| Problem description |
Extract every line that contains the word "Phase".

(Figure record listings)
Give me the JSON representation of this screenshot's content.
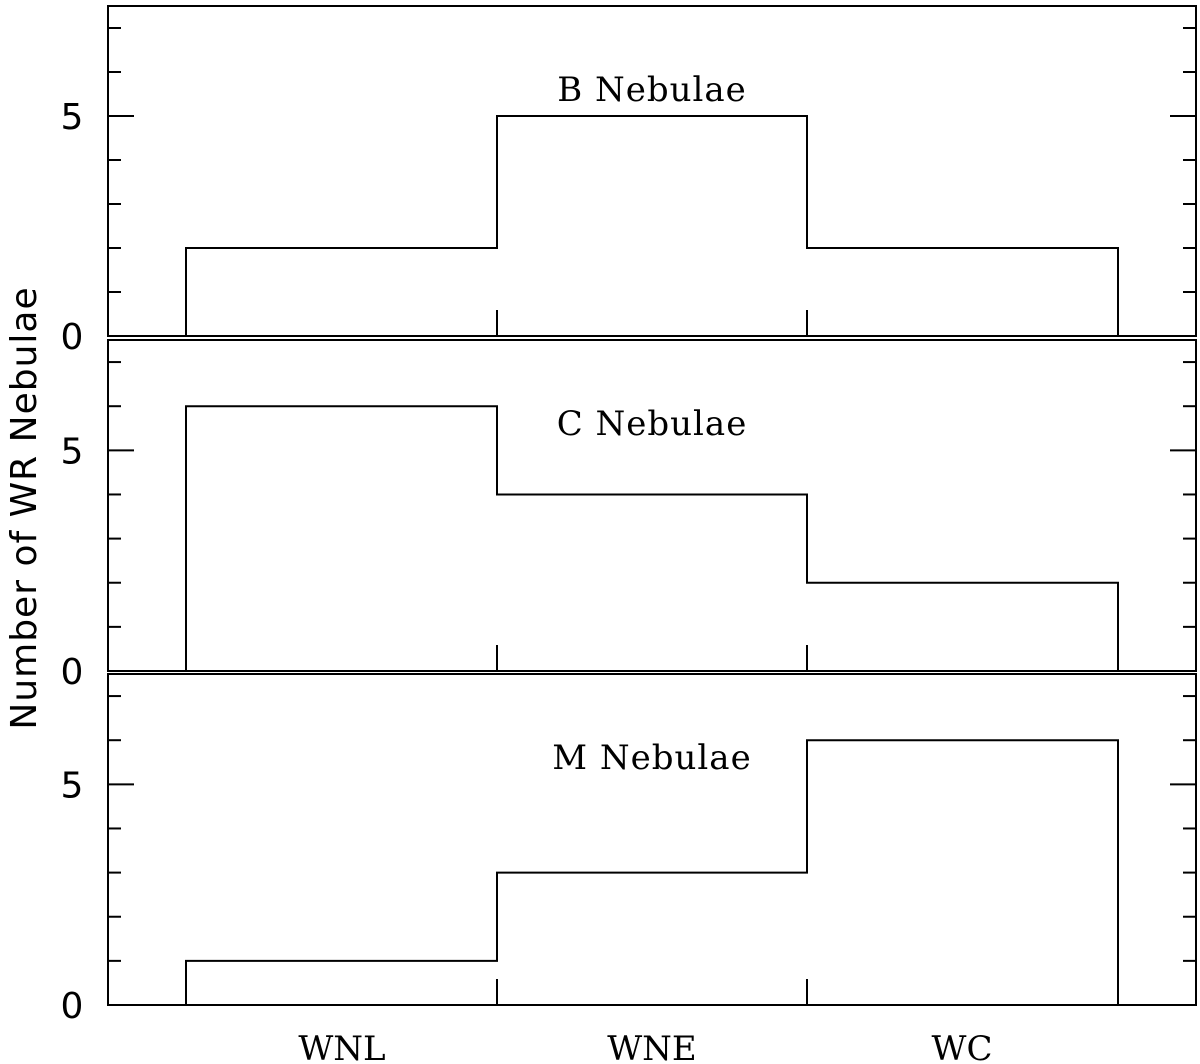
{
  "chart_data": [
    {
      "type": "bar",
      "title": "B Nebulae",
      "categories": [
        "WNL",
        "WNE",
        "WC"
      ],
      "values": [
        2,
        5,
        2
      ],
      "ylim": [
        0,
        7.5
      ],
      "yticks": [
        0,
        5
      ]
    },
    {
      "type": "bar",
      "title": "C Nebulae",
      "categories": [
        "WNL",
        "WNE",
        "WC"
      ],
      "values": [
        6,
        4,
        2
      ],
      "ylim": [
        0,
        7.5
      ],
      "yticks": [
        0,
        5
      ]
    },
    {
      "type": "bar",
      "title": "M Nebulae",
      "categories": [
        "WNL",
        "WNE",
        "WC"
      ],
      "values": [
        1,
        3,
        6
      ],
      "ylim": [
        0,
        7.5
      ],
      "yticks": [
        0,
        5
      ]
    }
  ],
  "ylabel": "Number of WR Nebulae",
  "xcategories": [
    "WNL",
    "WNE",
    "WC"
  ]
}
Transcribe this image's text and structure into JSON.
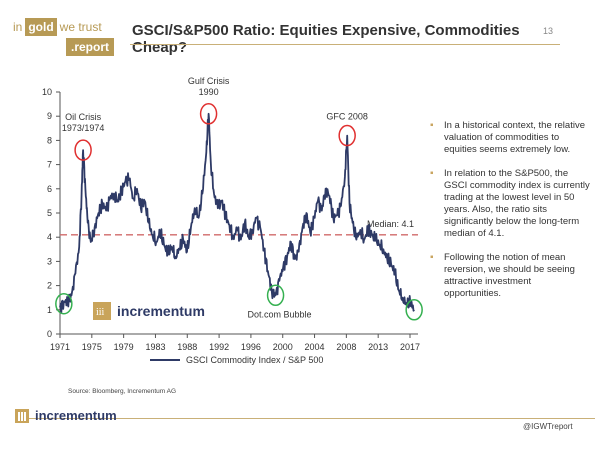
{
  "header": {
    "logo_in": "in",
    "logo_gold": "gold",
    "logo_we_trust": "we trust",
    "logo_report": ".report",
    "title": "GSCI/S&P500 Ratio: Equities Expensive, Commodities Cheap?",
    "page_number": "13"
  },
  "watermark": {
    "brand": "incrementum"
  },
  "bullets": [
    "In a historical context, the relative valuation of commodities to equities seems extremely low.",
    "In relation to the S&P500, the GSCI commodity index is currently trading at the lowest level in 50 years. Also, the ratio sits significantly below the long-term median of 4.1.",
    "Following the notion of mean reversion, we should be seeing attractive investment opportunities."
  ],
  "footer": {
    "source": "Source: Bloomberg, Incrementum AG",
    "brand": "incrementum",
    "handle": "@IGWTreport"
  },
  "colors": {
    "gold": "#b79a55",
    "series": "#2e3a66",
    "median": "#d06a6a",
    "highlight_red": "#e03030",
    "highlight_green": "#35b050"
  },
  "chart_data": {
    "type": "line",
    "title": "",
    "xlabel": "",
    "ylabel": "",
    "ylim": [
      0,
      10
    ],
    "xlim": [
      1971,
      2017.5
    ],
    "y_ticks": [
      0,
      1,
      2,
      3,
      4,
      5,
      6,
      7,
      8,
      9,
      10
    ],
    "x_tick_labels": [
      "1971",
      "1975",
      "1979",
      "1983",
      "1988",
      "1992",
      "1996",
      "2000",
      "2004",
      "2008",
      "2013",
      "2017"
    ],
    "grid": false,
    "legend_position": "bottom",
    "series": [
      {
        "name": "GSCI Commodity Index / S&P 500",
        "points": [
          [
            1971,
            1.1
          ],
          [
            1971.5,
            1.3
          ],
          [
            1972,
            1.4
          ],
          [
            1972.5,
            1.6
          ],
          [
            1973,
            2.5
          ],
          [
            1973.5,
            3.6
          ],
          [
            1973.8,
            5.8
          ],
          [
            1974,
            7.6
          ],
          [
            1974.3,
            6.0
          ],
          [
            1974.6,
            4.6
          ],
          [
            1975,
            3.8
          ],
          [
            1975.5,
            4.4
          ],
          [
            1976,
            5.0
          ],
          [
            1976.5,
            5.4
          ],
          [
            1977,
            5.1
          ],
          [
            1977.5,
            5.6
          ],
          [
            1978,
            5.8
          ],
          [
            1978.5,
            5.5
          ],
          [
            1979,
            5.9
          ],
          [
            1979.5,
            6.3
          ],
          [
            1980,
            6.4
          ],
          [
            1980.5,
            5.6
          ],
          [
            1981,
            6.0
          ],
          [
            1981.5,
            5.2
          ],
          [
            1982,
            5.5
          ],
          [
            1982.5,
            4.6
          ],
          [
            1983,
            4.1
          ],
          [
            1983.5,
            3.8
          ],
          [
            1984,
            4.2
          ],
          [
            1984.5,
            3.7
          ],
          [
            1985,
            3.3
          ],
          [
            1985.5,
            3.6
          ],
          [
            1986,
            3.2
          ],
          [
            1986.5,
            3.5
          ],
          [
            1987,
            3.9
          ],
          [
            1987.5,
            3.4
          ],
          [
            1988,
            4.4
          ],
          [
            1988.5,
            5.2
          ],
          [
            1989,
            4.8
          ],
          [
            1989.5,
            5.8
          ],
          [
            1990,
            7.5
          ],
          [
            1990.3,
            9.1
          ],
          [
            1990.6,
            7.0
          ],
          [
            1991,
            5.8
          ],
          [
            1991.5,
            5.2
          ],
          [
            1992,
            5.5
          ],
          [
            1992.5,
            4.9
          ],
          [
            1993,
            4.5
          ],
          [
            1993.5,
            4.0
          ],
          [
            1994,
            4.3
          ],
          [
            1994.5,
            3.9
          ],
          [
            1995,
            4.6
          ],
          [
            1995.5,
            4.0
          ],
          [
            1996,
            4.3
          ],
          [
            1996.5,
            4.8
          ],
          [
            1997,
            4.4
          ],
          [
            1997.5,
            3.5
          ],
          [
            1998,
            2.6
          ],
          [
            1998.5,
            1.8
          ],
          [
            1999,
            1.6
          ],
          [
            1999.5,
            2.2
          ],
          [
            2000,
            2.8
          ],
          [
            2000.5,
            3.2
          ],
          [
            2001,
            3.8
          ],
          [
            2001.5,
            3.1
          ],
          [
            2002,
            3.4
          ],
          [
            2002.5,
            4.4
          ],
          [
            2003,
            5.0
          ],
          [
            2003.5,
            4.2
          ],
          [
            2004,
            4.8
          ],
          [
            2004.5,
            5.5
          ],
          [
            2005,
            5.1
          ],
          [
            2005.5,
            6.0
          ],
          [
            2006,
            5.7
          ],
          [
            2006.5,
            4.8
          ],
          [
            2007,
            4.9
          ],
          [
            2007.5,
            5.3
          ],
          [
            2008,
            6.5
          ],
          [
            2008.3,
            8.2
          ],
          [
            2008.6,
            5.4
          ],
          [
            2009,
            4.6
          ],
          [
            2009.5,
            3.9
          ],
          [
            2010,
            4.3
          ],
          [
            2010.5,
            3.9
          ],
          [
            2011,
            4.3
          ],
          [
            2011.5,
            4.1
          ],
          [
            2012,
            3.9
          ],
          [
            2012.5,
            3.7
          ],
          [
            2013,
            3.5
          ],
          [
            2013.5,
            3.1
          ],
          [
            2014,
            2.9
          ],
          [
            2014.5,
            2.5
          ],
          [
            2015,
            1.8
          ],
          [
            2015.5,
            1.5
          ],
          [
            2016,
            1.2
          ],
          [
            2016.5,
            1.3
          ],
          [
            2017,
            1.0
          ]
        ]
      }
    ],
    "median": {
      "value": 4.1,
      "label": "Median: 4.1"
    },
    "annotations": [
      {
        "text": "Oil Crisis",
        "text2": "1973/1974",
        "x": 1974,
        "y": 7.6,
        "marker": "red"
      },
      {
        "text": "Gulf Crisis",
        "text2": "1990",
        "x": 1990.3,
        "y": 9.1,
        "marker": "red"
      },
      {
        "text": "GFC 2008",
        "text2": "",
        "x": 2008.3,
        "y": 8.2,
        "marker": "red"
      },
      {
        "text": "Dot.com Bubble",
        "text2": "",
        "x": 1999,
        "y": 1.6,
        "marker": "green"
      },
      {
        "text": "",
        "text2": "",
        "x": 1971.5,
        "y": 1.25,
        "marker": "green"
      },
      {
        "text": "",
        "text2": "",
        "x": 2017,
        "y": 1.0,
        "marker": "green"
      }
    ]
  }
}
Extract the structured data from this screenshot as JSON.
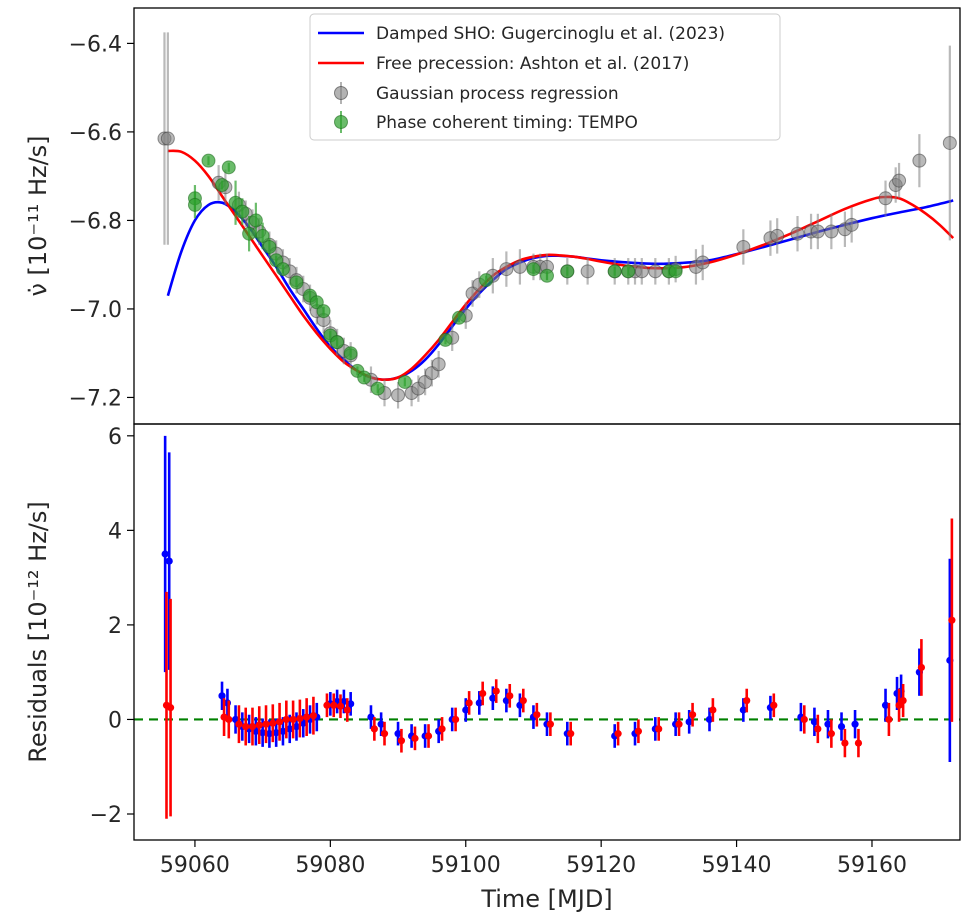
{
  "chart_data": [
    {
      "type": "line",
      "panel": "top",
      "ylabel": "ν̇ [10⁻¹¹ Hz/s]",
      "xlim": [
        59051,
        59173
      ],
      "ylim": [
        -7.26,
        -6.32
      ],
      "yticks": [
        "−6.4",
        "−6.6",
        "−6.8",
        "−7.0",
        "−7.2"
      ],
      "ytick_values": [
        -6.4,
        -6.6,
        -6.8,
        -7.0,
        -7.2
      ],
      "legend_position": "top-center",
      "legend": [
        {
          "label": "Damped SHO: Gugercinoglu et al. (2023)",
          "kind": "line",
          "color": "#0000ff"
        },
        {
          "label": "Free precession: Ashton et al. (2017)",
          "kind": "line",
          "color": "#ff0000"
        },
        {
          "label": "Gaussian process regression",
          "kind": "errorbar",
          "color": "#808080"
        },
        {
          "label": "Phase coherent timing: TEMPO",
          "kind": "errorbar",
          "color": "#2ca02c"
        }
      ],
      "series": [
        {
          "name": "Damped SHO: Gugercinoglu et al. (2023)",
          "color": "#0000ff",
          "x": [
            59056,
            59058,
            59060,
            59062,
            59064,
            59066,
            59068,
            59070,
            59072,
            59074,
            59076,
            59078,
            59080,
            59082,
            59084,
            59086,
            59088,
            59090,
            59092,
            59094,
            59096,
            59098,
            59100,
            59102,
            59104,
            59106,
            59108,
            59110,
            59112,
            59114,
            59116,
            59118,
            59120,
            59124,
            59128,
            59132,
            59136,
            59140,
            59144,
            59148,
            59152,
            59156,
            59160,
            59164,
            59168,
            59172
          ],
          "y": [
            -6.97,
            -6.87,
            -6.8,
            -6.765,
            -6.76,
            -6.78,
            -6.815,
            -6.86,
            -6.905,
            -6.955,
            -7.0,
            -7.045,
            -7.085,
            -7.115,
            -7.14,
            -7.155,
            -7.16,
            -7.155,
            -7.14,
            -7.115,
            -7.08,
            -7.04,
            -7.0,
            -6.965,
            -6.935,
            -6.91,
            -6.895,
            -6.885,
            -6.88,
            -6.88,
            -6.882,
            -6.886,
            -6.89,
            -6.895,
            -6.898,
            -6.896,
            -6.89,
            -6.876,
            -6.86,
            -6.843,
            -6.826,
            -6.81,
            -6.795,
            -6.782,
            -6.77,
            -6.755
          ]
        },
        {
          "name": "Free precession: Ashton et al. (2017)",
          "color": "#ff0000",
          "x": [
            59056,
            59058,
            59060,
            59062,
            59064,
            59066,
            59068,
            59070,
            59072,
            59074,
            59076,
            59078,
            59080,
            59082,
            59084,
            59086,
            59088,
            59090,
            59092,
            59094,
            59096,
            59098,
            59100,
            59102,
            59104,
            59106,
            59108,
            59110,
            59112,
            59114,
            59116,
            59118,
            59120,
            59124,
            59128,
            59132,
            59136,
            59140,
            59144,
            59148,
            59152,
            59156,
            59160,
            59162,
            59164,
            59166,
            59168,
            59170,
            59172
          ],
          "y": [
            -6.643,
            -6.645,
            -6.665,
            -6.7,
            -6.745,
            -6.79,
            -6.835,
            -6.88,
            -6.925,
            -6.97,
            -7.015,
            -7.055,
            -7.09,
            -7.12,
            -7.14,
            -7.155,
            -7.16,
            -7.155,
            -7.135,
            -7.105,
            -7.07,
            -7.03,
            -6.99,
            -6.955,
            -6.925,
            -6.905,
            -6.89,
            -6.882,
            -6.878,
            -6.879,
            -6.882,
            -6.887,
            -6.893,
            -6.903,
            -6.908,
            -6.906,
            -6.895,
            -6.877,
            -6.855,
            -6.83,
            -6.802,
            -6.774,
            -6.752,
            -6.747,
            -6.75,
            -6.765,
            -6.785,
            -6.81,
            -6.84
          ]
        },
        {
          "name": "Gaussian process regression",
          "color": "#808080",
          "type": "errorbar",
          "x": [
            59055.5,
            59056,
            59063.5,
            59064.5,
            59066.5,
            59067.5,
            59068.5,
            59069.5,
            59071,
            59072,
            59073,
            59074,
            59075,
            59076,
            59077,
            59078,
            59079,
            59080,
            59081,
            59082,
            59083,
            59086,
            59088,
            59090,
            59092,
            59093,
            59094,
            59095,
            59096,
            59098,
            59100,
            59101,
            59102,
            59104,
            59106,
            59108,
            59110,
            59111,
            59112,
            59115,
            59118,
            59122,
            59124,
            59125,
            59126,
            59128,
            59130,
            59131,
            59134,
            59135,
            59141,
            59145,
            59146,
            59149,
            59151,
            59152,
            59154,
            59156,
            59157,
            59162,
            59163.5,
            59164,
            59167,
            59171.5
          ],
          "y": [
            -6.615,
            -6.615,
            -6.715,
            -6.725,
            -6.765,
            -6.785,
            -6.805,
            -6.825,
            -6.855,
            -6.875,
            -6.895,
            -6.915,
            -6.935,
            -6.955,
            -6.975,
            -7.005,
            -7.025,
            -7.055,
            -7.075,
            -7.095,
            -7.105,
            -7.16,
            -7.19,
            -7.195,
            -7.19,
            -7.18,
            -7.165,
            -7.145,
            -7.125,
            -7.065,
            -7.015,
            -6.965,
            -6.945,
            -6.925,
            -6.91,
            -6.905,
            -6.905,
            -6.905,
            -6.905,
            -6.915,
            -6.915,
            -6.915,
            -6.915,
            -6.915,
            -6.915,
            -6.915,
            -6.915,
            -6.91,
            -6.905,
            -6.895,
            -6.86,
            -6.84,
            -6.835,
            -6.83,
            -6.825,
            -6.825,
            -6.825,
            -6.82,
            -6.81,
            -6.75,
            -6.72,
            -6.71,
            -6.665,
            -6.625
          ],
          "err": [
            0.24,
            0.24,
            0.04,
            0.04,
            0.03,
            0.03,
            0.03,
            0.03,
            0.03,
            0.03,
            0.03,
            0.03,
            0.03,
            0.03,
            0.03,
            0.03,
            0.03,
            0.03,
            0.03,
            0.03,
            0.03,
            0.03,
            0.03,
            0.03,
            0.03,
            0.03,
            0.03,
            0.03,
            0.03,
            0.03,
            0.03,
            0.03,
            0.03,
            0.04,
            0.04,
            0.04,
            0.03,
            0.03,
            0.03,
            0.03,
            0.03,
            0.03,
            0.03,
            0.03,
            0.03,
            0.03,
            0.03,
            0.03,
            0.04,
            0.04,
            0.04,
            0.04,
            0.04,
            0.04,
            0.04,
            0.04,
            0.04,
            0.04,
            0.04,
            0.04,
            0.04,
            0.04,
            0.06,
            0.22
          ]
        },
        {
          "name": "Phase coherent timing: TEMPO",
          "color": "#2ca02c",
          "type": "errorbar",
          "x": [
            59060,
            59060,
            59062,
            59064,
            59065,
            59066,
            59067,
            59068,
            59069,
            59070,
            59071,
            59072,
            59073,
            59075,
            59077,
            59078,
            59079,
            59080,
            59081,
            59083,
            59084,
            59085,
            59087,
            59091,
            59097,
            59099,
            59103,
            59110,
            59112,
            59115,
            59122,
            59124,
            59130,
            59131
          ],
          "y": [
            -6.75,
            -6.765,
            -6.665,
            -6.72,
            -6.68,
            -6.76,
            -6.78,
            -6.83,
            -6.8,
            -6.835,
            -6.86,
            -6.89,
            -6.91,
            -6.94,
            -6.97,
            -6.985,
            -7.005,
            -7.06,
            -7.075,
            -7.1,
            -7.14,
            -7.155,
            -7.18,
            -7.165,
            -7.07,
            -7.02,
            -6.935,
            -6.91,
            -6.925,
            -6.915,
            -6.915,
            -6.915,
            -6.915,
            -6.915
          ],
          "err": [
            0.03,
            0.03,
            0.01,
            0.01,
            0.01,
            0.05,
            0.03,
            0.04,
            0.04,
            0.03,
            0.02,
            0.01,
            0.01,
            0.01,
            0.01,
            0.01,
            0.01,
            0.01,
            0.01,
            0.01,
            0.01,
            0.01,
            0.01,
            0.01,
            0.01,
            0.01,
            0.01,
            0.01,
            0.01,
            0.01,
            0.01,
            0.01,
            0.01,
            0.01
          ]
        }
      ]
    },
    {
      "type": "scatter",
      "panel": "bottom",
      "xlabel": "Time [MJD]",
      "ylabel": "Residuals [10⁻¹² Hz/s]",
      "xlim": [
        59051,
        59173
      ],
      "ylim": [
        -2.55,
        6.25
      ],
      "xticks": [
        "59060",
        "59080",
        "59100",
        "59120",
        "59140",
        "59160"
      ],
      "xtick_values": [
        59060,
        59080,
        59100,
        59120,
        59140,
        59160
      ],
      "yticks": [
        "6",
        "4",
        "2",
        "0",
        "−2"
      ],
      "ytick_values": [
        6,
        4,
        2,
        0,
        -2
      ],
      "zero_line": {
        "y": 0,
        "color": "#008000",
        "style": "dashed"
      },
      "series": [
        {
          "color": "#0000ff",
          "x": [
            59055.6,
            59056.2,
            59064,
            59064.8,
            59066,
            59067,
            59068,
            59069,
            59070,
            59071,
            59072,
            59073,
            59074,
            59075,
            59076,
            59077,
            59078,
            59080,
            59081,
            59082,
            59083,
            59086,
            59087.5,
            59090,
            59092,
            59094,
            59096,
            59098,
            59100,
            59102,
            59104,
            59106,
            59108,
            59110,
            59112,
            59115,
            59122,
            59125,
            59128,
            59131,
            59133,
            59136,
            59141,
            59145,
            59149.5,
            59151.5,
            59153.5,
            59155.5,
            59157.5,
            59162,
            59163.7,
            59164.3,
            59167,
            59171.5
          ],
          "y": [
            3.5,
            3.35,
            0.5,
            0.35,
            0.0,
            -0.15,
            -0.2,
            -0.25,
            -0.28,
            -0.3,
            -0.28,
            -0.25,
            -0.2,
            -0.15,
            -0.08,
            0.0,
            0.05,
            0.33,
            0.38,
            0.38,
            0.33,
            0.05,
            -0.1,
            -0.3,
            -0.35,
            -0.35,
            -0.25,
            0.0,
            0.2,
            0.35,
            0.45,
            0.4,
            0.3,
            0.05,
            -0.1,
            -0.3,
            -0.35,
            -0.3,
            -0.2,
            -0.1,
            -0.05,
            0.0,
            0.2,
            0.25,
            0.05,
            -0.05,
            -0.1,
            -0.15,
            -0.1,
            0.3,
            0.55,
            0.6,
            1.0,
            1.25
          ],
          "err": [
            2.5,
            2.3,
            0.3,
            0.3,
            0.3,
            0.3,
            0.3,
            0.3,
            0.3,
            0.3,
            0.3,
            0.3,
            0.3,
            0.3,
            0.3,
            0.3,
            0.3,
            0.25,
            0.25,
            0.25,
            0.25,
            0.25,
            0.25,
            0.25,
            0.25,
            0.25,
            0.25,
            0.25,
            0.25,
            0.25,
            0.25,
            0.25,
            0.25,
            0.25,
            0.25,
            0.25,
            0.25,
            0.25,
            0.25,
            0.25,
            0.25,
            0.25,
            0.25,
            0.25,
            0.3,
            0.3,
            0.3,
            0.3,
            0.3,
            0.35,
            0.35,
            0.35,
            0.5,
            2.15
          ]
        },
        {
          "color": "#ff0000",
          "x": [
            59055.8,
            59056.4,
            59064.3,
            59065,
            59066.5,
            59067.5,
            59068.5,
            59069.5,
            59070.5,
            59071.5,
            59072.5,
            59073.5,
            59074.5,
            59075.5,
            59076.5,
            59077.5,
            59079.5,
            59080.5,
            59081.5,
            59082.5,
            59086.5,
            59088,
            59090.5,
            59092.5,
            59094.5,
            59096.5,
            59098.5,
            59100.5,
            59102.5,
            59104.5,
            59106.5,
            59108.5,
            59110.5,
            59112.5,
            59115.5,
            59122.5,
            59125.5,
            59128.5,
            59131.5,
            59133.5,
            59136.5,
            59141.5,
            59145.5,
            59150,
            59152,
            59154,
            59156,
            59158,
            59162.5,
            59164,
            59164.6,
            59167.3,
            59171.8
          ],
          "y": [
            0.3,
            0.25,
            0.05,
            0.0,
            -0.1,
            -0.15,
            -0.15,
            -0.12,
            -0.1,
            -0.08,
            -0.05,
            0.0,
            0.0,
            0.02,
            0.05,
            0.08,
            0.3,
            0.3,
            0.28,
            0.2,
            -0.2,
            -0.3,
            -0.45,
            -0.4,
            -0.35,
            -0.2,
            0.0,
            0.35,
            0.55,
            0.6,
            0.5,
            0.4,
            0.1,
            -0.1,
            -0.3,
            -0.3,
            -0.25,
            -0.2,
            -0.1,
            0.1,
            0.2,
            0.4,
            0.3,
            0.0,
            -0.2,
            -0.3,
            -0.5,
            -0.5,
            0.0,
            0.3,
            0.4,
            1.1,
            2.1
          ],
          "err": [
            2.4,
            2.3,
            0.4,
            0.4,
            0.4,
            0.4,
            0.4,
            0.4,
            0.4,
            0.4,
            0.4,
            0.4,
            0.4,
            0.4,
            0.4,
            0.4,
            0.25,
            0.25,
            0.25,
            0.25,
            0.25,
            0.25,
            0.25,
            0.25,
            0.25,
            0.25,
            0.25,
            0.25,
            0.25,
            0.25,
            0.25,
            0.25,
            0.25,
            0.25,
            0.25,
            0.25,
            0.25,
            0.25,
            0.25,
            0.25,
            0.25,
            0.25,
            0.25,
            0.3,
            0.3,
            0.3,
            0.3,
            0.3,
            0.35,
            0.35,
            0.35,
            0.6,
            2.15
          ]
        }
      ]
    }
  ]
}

| Response to the exercise |
          "label": "Phase coherent timing: TEMPO",
          "name": "Phase coherent timing: TEMPO",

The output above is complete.